Exercise goal: Filter these entries so that only lines with the word "cards" remain.

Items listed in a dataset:
** start **

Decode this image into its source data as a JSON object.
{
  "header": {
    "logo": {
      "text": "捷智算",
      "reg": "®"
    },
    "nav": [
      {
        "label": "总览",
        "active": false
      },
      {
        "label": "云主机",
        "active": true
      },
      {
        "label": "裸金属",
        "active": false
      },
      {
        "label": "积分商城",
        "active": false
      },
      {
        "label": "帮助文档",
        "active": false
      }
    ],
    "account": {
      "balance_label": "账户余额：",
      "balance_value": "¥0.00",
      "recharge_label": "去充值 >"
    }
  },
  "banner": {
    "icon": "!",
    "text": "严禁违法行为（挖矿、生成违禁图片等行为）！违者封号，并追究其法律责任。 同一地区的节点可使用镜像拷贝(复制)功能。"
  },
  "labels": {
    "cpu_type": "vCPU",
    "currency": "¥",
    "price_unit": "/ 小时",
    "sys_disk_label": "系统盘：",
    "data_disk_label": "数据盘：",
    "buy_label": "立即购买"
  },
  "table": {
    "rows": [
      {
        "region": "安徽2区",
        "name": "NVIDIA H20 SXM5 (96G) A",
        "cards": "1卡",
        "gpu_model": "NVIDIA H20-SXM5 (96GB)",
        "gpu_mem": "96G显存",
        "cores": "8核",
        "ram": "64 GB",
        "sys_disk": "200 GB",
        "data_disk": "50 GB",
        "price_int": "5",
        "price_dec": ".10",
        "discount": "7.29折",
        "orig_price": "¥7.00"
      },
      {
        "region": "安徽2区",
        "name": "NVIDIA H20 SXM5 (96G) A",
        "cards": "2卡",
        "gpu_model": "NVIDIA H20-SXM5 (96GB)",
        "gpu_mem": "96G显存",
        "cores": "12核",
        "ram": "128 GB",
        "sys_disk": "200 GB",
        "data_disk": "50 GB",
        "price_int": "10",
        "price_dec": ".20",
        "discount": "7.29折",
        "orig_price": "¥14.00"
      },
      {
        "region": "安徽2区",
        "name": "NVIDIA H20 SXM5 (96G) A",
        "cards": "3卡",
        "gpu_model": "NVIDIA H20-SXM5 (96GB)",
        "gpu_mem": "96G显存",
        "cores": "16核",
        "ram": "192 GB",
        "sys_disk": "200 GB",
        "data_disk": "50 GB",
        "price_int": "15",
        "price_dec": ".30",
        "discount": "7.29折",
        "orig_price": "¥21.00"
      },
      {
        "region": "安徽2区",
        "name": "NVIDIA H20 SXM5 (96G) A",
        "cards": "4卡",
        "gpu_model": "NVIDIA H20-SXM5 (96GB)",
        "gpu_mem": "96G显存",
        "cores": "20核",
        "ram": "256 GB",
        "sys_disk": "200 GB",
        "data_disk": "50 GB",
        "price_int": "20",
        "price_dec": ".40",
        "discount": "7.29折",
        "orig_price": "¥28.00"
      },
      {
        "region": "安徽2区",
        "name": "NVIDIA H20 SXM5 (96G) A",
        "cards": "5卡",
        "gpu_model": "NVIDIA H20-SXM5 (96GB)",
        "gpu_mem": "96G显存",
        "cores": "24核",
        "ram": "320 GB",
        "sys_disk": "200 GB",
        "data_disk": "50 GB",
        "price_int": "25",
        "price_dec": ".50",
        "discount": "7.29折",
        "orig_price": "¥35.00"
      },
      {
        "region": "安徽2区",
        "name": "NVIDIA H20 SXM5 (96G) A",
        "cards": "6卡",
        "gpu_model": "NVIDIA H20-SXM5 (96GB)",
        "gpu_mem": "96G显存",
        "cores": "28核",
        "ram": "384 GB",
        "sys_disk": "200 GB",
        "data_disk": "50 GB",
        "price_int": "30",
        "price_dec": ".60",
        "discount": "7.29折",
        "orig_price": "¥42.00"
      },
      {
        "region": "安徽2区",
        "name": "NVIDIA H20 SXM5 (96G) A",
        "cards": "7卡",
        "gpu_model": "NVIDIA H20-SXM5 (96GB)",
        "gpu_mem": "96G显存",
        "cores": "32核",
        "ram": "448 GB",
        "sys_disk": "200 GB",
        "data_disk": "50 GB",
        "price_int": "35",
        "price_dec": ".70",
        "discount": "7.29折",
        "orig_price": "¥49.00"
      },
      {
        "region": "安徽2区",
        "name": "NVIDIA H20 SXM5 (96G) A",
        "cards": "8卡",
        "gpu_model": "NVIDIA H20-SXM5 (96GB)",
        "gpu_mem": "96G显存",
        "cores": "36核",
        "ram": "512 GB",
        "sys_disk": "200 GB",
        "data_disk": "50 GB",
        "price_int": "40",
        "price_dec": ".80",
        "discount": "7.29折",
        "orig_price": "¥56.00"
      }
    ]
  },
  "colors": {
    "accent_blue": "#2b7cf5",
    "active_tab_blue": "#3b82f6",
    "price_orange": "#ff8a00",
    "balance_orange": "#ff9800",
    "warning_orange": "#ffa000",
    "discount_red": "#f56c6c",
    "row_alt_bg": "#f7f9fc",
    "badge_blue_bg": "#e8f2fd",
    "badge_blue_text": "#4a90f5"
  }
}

** end **

Full solution:
        "cards": "1卡",
        "cards": "2卡",
        "cards": "3卡",
        "cards": "4卡",
        "cards": "5卡",
        "cards": "6卡",
        "cards": "7卡",
        "cards": "8卡",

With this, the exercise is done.